Task instructions:
Check each line of the records below for the string "title", then state how many lines contain it, with no other output.
-- Begin Recorded data --
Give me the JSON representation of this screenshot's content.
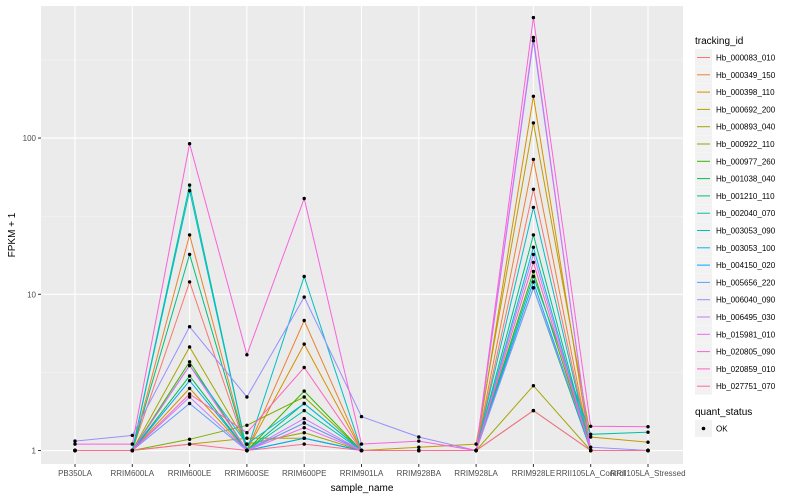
{
  "chart_data": {
    "type": "line",
    "xlabel": "sample_name",
    "ylabel": "FPKM + 1",
    "y_scale": "log10",
    "ylim": [
      0.82,
      700
    ],
    "grid": true,
    "y_ticks": [
      1,
      10,
      100
    ],
    "y_tick_labels": [
      "1",
      "10",
      "100"
    ],
    "categories": [
      "PB350LA",
      "RRIM600LA",
      "RRIM600LE",
      "RRIM600SE",
      "RRIM600PE",
      "RRIM901LA",
      "RRIM928BA",
      "RRIM928LA",
      "RRIM928LE",
      "RRII105LA_Control",
      "RRII105LA_Stressed"
    ],
    "legend": {
      "title": "tracking_id",
      "position": "right"
    },
    "shape_legend": {
      "title": "quant_status",
      "items": [
        {
          "label": "OK"
        }
      ]
    },
    "series": [
      {
        "name": "Hb_000083_010",
        "color": "#F8766D",
        "values": [
          1.0,
          1.0,
          12.0,
          1.0,
          1.5,
          1.0,
          1.0,
          1.0,
          47.0,
          1.0,
          1.0
        ]
      },
      {
        "name": "Hb_000349_150",
        "color": "#EA8331",
        "values": [
          1.0,
          1.0,
          24.0,
          1.0,
          6.8,
          1.0,
          1.0,
          1.0,
          73.0,
          1.0,
          1.0
        ]
      },
      {
        "name": "Hb_000398_110",
        "color": "#D89000",
        "values": [
          1.0,
          1.0,
          2.5,
          1.0,
          4.8,
          1.0,
          1.0,
          1.0,
          185.0,
          1.0,
          1.0
        ]
      },
      {
        "name": "Hb_000692_200",
        "color": "#C09B00",
        "values": [
          1.0,
          1.0,
          1.1,
          1.2,
          1.2,
          1.0,
          1.05,
          1.1,
          125.0,
          1.22,
          1.13
        ]
      },
      {
        "name": "Hb_000893_040",
        "color": "#A3A500",
        "values": [
          1.0,
          1.0,
          4.6,
          1.1,
          1.3,
          1.0,
          1.0,
          1.0,
          2.6,
          1.0,
          1.0
        ]
      },
      {
        "name": "Hb_000922_110",
        "color": "#7CAE00",
        "values": [
          1.0,
          1.0,
          1.18,
          1.45,
          2.2,
          1.0,
          1.0,
          1.0,
          1.8,
          1.0,
          1.0
        ]
      },
      {
        "name": "Hb_000977_260",
        "color": "#39B600",
        "values": [
          1.0,
          1.0,
          3.7,
          1.0,
          2.4,
          1.0,
          1.0,
          1.0,
          14.0,
          1.0,
          1.0
        ]
      },
      {
        "name": "Hb_001038_040",
        "color": "#00BB4E",
        "values": [
          1.0,
          1.0,
          3.0,
          1.0,
          1.2,
          1.0,
          1.0,
          1.0,
          11.0,
          1.0,
          1.0
        ]
      },
      {
        "name": "Hb_001210_110",
        "color": "#00BF7D",
        "values": [
          1.0,
          1.0,
          18.0,
          1.0,
          2.0,
          1.0,
          1.0,
          1.0,
          24.0,
          1.0,
          1.0
        ]
      },
      {
        "name": "Hb_002040_070",
        "color": "#00C1A3",
        "values": [
          1.0,
          1.0,
          50.0,
          1.0,
          1.8,
          1.0,
          1.0,
          1.0,
          13.0,
          1.27,
          1.31
        ]
      },
      {
        "name": "Hb_003053_090",
        "color": "#00BFC4",
        "values": [
          1.0,
          1.0,
          46.0,
          1.0,
          13.0,
          1.0,
          1.0,
          1.0,
          36.0,
          1.0,
          1.0
        ]
      },
      {
        "name": "Hb_003053_100",
        "color": "#00B8E7",
        "values": [
          1.0,
          1.0,
          3.5,
          1.1,
          2.0,
          1.0,
          1.0,
          1.0,
          20.0,
          1.0,
          1.0
        ]
      },
      {
        "name": "Hb_004150_020",
        "color": "#00A9FF",
        "values": [
          1.0,
          1.0,
          2.8,
          1.0,
          1.2,
          1.0,
          1.0,
          1.0,
          12.0,
          1.0,
          1.0
        ]
      },
      {
        "name": "Hb_005656_220",
        "color": "#619CFF",
        "values": [
          1.0,
          1.0,
          2.0,
          1.0,
          1.5,
          1.0,
          1.0,
          1.0,
          420.0,
          1.0,
          1.0
        ]
      },
      {
        "name": "Hb_006040_090",
        "color": "#9590FF",
        "values": [
          1.15,
          1.25,
          6.2,
          2.2,
          9.6,
          1.65,
          1.22,
          1.0,
          11.0,
          1.05,
          1.0
        ]
      },
      {
        "name": "Hb_006495_030",
        "color": "#C77CFF",
        "values": [
          1.0,
          1.0,
          2.2,
          1.0,
          1.6,
          1.0,
          1.0,
          1.0,
          18.0,
          1.0,
          1.0
        ]
      },
      {
        "name": "Hb_015981_010",
        "color": "#E76BF3",
        "values": [
          1.0,
          1.0,
          3.5,
          1.0,
          1.4,
          1.0,
          1.0,
          1.0,
          440.0,
          1.0,
          1.0
        ]
      },
      {
        "name": "Hb_020805_090",
        "color": "#FA62DB",
        "values": [
          1.1,
          1.1,
          92.0,
          4.1,
          41.0,
          1.1,
          1.15,
          1.0,
          590.0,
          1.43,
          1.42
        ]
      },
      {
        "name": "Hb_020859_010",
        "color": "#FF62BC",
        "values": [
          1.0,
          1.0,
          2.3,
          1.3,
          3.4,
          1.0,
          1.0,
          1.0,
          16.0,
          1.0,
          1.0
        ]
      },
      {
        "name": "Hb_027751_070",
        "color": "#FF6C91",
        "values": [
          1.0,
          1.0,
          1.1,
          1.0,
          1.1,
          1.0,
          1.0,
          1.0,
          1.8,
          1.0,
          1.0
        ]
      }
    ]
  }
}
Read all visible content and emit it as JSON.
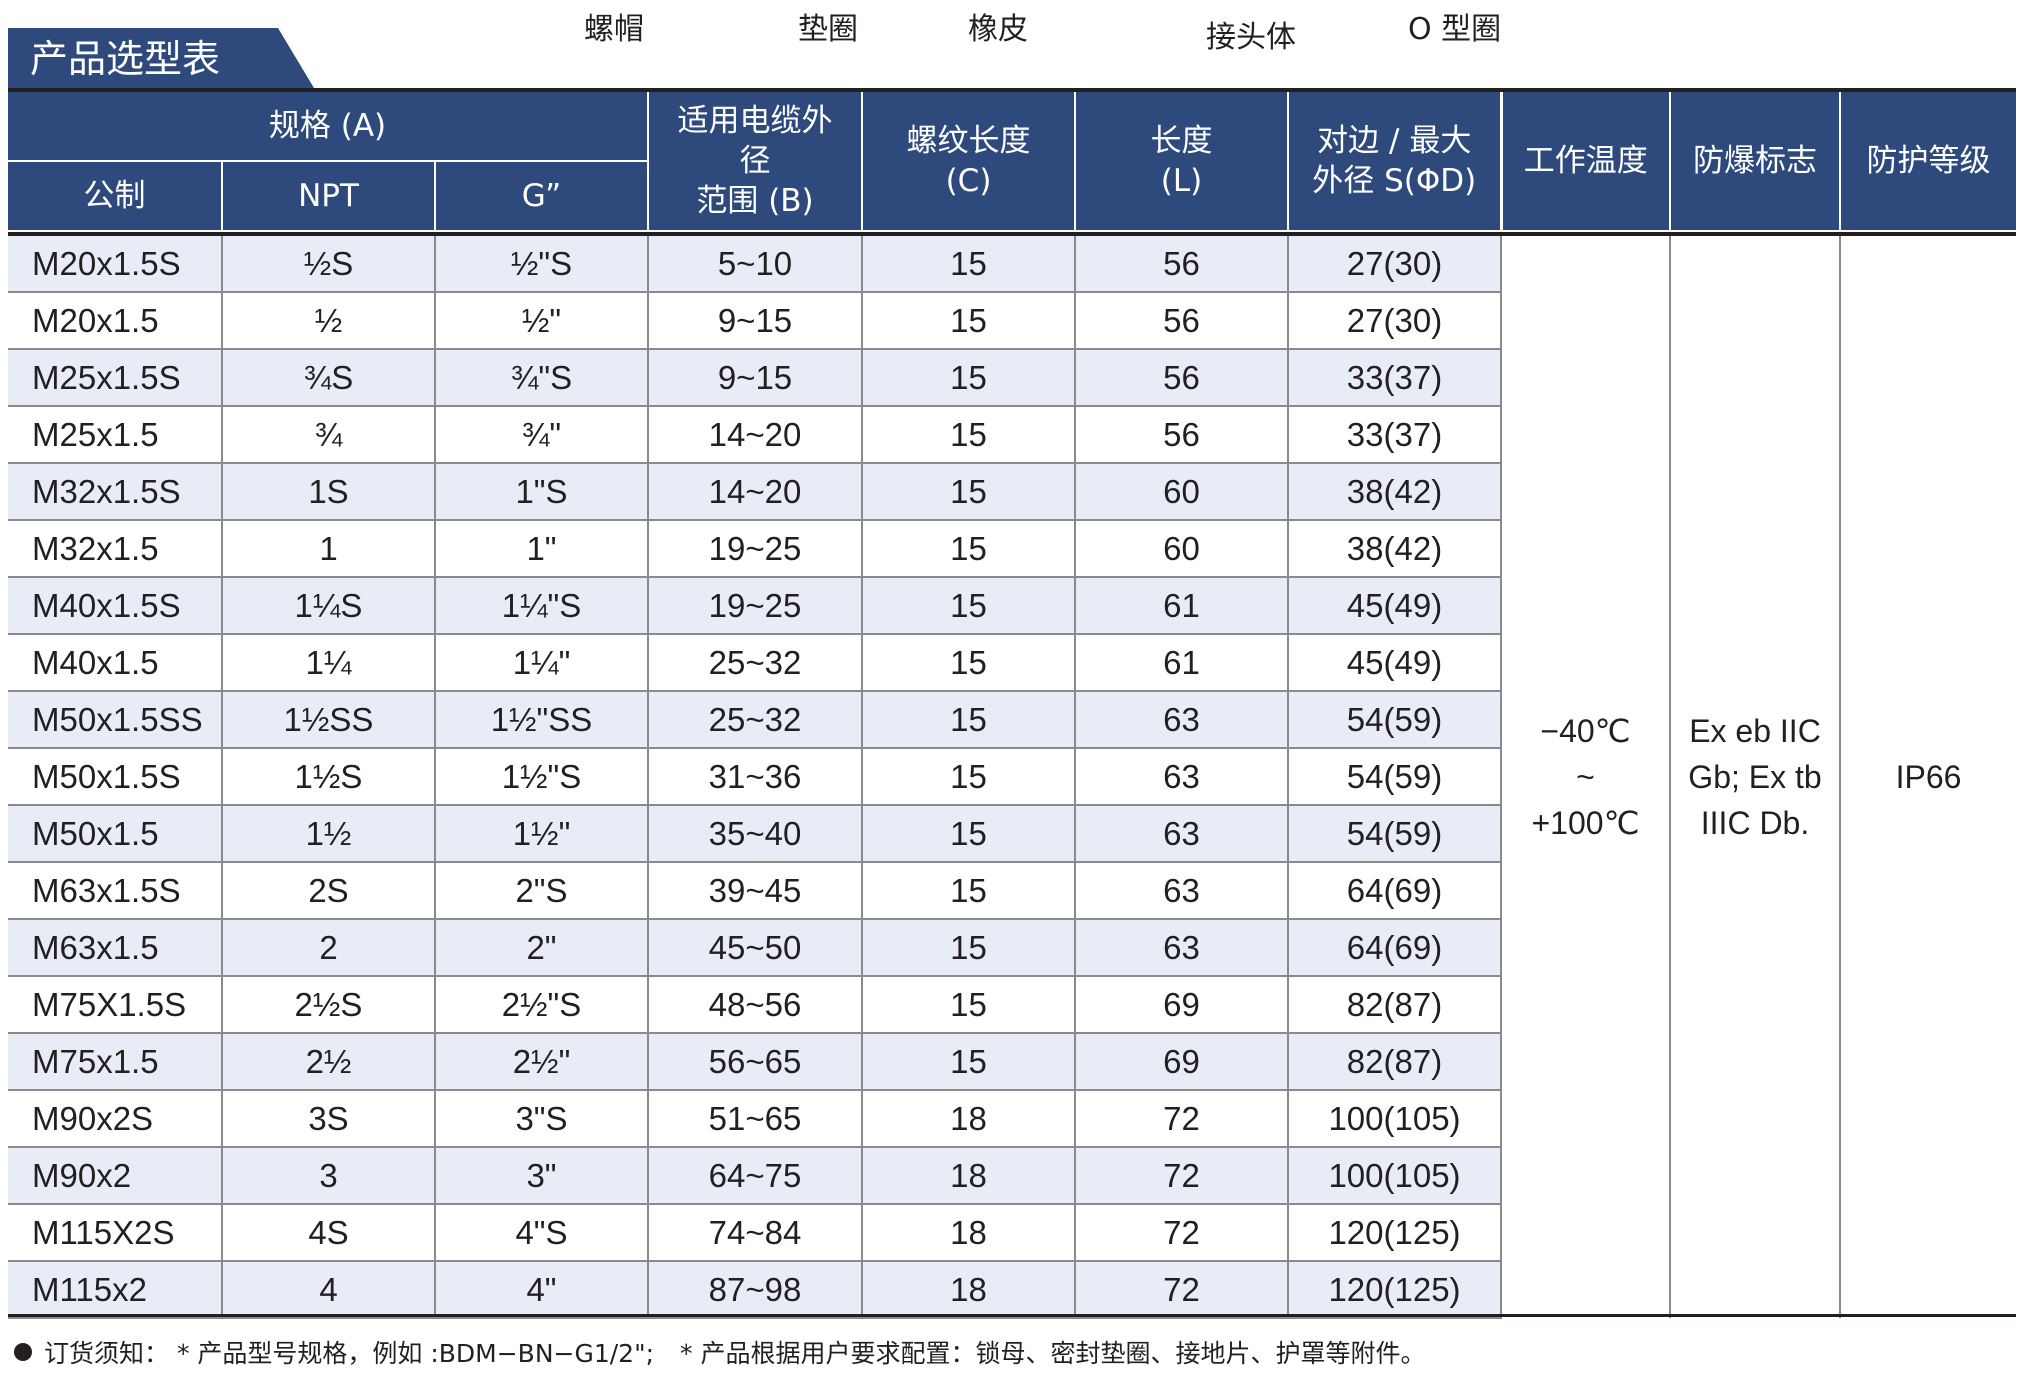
{
  "part_labels": [
    "螺帽",
    "垫圈",
    "橡皮",
    "接头体",
    "O 型圈"
  ],
  "title": "产品选型表",
  "headers": {
    "spec_group": "规格 (A)",
    "metric": "公制",
    "npt": "NPT",
    "g": "G”",
    "cable_line1": "适用电缆外",
    "cable_line2": "径",
    "cable_line3": "范围 (B)",
    "thread_line1": "螺纹长度",
    "thread_line2": "(C)",
    "length_line1": "长度",
    "length_line2": "(L)",
    "size_line1": "对边 / 最大",
    "size_line2": "外径 S(ΦD)",
    "temp": "工作温度",
    "ex": "防爆标志",
    "ip": "防护等级"
  },
  "rows": [
    [
      "M20x1.5S",
      "½S",
      "½\"S",
      "5~10",
      "15",
      "56",
      "27(30)"
    ],
    [
      "M20x1.5",
      "½",
      "½\"",
      "9~15",
      "15",
      "56",
      "27(30)"
    ],
    [
      "M25x1.5S",
      "¾S",
      "¾\"S",
      "9~15",
      "15",
      "56",
      "33(37)"
    ],
    [
      "M25x1.5",
      "¾",
      "¾\"",
      "14~20",
      "15",
      "56",
      "33(37)"
    ],
    [
      "M32x1.5S",
      "1S",
      "1\"S",
      "14~20",
      "15",
      "60",
      "38(42)"
    ],
    [
      "M32x1.5",
      "1",
      "1\"",
      "19~25",
      "15",
      "60",
      "38(42)"
    ],
    [
      "M40x1.5S",
      "1¼S",
      "1¼\"S",
      "19~25",
      "15",
      "61",
      "45(49)"
    ],
    [
      "M40x1.5",
      "1¼",
      "1¼\"",
      "25~32",
      "15",
      "61",
      "45(49)"
    ],
    [
      "M50x1.5SS",
      "1½SS",
      "1½\"SS",
      "25~32",
      "15",
      "63",
      "54(59)"
    ],
    [
      "M50x1.5S",
      "1½S",
      "1½\"S",
      "31~36",
      "15",
      "63",
      "54(59)"
    ],
    [
      "M50x1.5",
      "1½",
      "1½\"",
      "35~40",
      "15",
      "63",
      "54(59)"
    ],
    [
      "M63x1.5S",
      "2S",
      "2\"S",
      "39~45",
      "15",
      "63",
      "64(69)"
    ],
    [
      "M63x1.5",
      "2",
      "2\"",
      "45~50",
      "15",
      "63",
      "64(69)"
    ],
    [
      "M75X1.5S",
      "2½S",
      "2½\"S",
      "48~56",
      "15",
      "69",
      "82(87)"
    ],
    [
      "M75x1.5",
      "2½",
      "2½\"",
      "56~65",
      "15",
      "69",
      "82(87)"
    ],
    [
      "M90x2S",
      "3S",
      "3\"S",
      "51~65",
      "18",
      "72",
      "100(105)"
    ],
    [
      "M90x2",
      "3",
      "3\"",
      "64~75",
      "18",
      "72",
      "100(105)"
    ],
    [
      "M115X2S",
      "4S",
      "4\"S",
      "74~84",
      "18",
      "72",
      "120(125)"
    ],
    [
      "M115x2",
      "4",
      "4\"",
      "87~98",
      "18",
      "72",
      "120(125)"
    ]
  ],
  "merged": {
    "temp_line1": "−40℃",
    "temp_line2": "~",
    "temp_line3": "+100℃",
    "ex_line1": "Ex eb IIC",
    "ex_line2": "Gb; Ex tb",
    "ex_line3": "IIIC Db.",
    "ip": "IP66"
  },
  "footer": {
    "part1": "订货须知：  * 产品型号规格，例如 :BDM−BN−G1/2\";",
    "part2": "* 产品根据用户要求配置：锁母、密封垫圈、接地片、护罩等附件。"
  }
}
-- End Recorded data --
Task answer:
3